++++ QUOTED PASSAGE

Archive for April, 2008

This time, maybe?

30 April 2008

I think I now have the array length optimisation from the last post working properly and safely, as well as being slightly more general. Rather than relying on variables being declared final, I just check whether the variable in question is ever assigned to within the loop by iterating through all the statements in the loop body. This seems to be working.

A first simple optimisation

25 April 2008

As a very simple but safe code-movement optimisation, I have made my stage move calls to Array.length where the Array in question is stored in a final local variable out of loops. This is safe because once an array has been created its length cannot change, even though its contents may. As the reference is in a final local variable we are also guaranteed that the same array is indeed being referred to each time around the loop.

I have just realised that this is still not quite safe, as there could be a final local variable declared inside the scope of the loop, in which case it would be re-initialised (possibly to a different value) each time through the loop.

For example:

int j = 0;
while (j < 5) {
final int[] innerArray = new int[j];
System.out.println("innerArray length " + innerArray.length);
++j;
}

Here the value of innerArray.length will change on each iteration of the loop, even though innerArray is final.

Code movement working

23 April 2008

I now have the basic mechanism of code movement working in JKit: I can move method calls out of loops. The method invocation is replaced with local variable access to a freshly generated variable, and a new statement is added before the start of the loop to assign the result of the method call to that variable. Currently I do not have any way to detect which method calls can safely be moved, so I am explicitly annotating them as @moveable in the source.

To demonstrate this, I used the following program:

public class Loop {
public static @moveable void testMethod() {
System.out.println("testMethod()");
}

public static @moveable int one() {
System.out.println("one()");
return 1;
}

public static void main(String[] args) {
int j = 0;
while (j < 5) {
System.out.println(j);
testMethod();
System.out.println("one = " + one());
++j;
}
}
}

Without the code movement applied, the output is:

0
testMethod()
one()
one = 1
1
testMethod()
one()
one = 1
2
testMethod()
one()
one = 1
3
testMethod()
one()
one = 1
4
testMethod()
one()
one = 1

With the code movement optimisation stage applied, the output is:

one()
0
one = 1
1
one = 1
2
one = 1
3
one = 1
4
one = 1

This demonstrates that both marked method calls are indeed being removed from the loop body. The void method testMethod() is never called at all because it has no return value to be used, which the one() method is called once at the start of the loop and its return value is then stored and reused.

To see what is happening to the flow graph, compare the flow graph before optimisation to the flow graph after the code movement optimisation has been applied. You can see here that the call to testMethod() is replaced with a no-operation, while the call to one() is replaced with the fresh local variable 9999invariant0. This name is generated to be unlikely to clash with any real variable, though it could if there are more than 9999 scopes in the program and scope 9999 contains a variable called invariant0. A better scheme to generate fresh variable names should be found at some point.

Constant folding etc.

17 April 2008

To make a start with writing optimisation stages in JKit I have written a simple constant folding optimisation stage. This will do some simple compile-time evaluation of arithmetic expressions, for example turning int x = 1 + 2; into int x = 3;.

++++++++

EXERCISE DESCRIPTION:
Answer these questions about the JKit blog archive:
1. In the constant folding post, what declaration becomes int x = 3;?
2. What annotation marks method calls that may be moved out of loops?
3. What fresh local variable replaces the call to one() in the flow graph?
The data after this text comes from a separate source.

++++ DATA SEGMENT

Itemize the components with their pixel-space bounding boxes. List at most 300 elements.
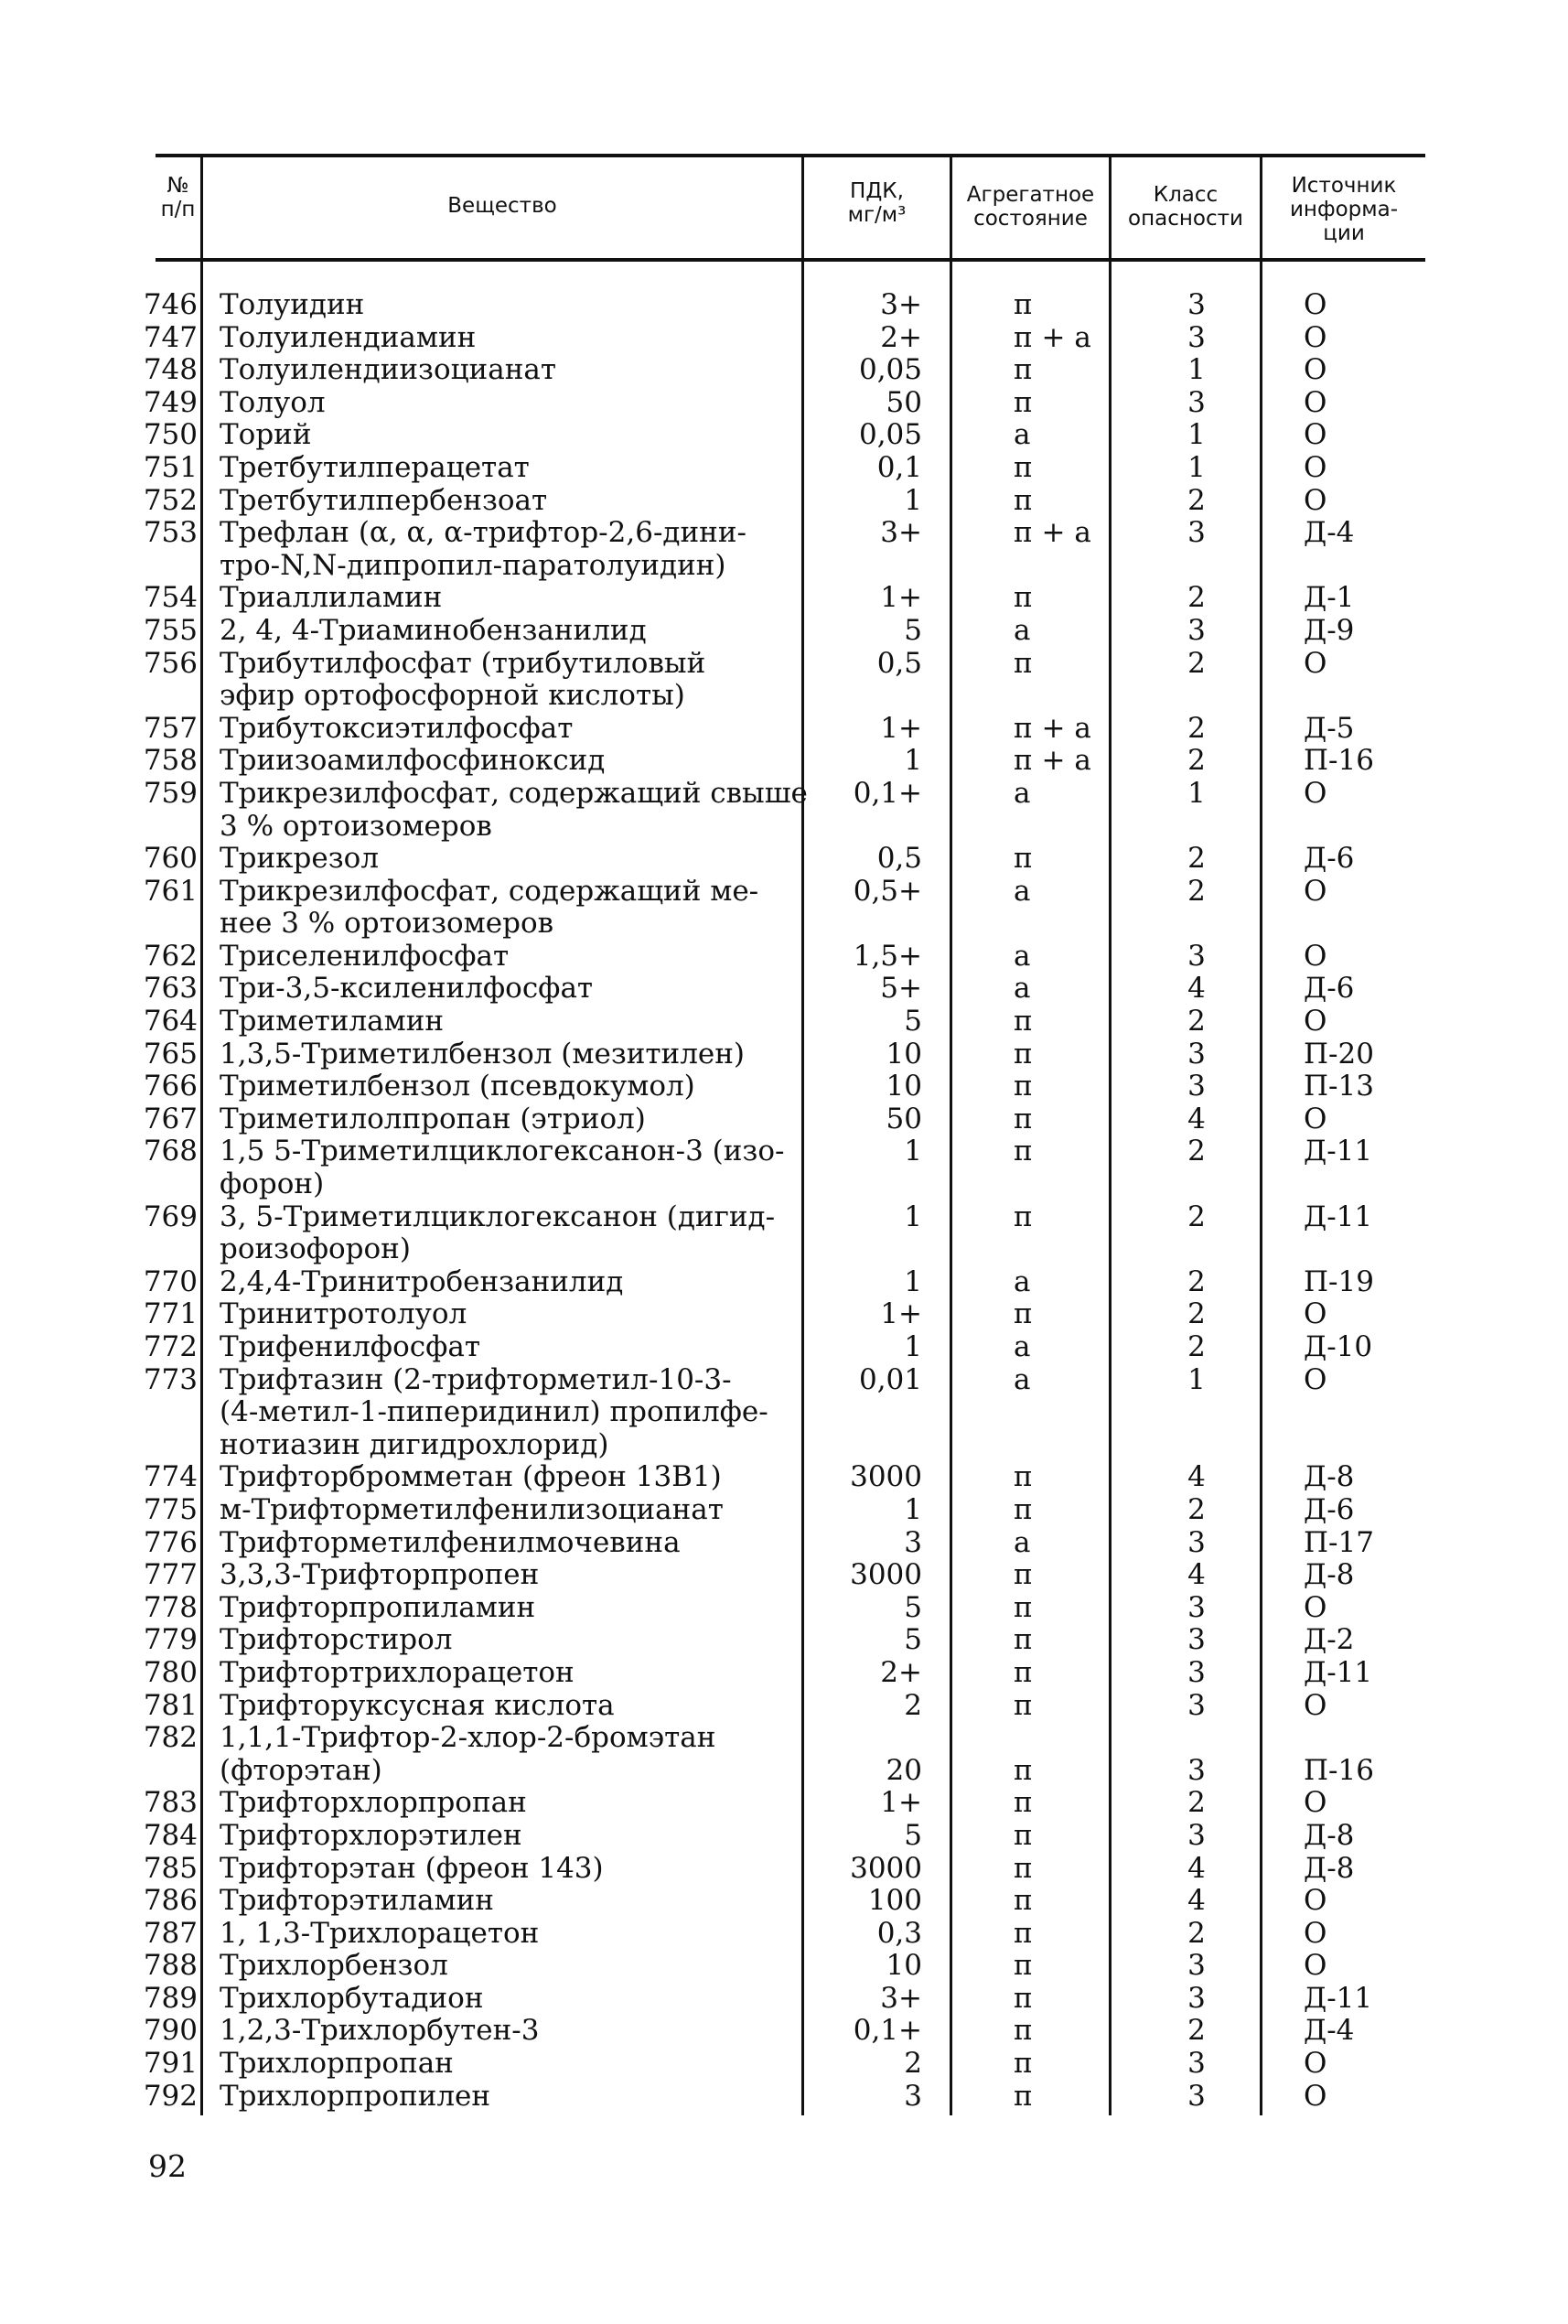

++++++++

RESULT OF THE EXERCISE:
1. int x = 1 + 2;
2. @moveable
3. 9999invariant0